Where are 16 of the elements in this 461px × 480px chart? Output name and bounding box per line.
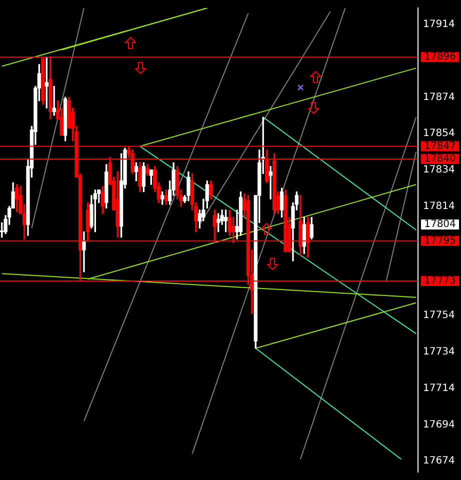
y-tick-label: 17694	[423, 419, 455, 430]
y-tick-label: 17834	[423, 164, 455, 176]
y-tick-label: 17914	[423, 18, 455, 30]
ref-line-label: 17840	[424, 154, 456, 165]
ref-line-label: 17847	[424, 140, 456, 152]
y-tick-label: 17714	[423, 382, 455, 394]
y-tick-label: 17814	[423, 200, 455, 212]
y-tick-label: 17854	[423, 128, 455, 140]
text: 17804	[424, 219, 456, 230]
y-tick-label: 17754	[423, 310, 455, 322]
ref-line-label: 17795	[424, 236, 456, 247]
y-tick-label: 17674	[423, 456, 455, 467]
y-tick-label: 17874	[423, 92, 455, 103]
ref-line-label: 17896	[424, 52, 456, 63]
ref-line-label: 17773	[424, 276, 456, 287]
y-tick-label: 17734	[423, 346, 455, 358]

== Required task ==
Copy the material above line for line, without any change, and omit the picture from your copy.

== Solution ==
Where are 16 of the elements in this 461px × 480px chart? Output name and bounding box per line.
y-tick-label: 17694	[423, 419, 455, 430]
y-tick-label: 17834	[423, 164, 455, 176]
y-tick-label: 17914	[423, 18, 455, 30]
ref-line-label: 17840	[424, 154, 456, 165]
ref-line-label: 17847	[424, 140, 456, 152]
y-tick-label: 17714	[423, 382, 455, 394]
y-tick-label: 17814	[423, 200, 455, 212]
y-tick-label: 17854	[423, 128, 455, 140]
text: 17804	[424, 219, 456, 230]
y-tick-label: 17754	[423, 310, 455, 322]
ref-line-label: 17795	[424, 236, 456, 247]
y-tick-label: 17674	[423, 456, 455, 467]
y-tick-label: 17874	[423, 92, 455, 103]
ref-line-label: 17896	[424, 52, 456, 63]
ref-line-label: 17773	[424, 276, 456, 287]
y-tick-label: 17734	[423, 346, 455, 358]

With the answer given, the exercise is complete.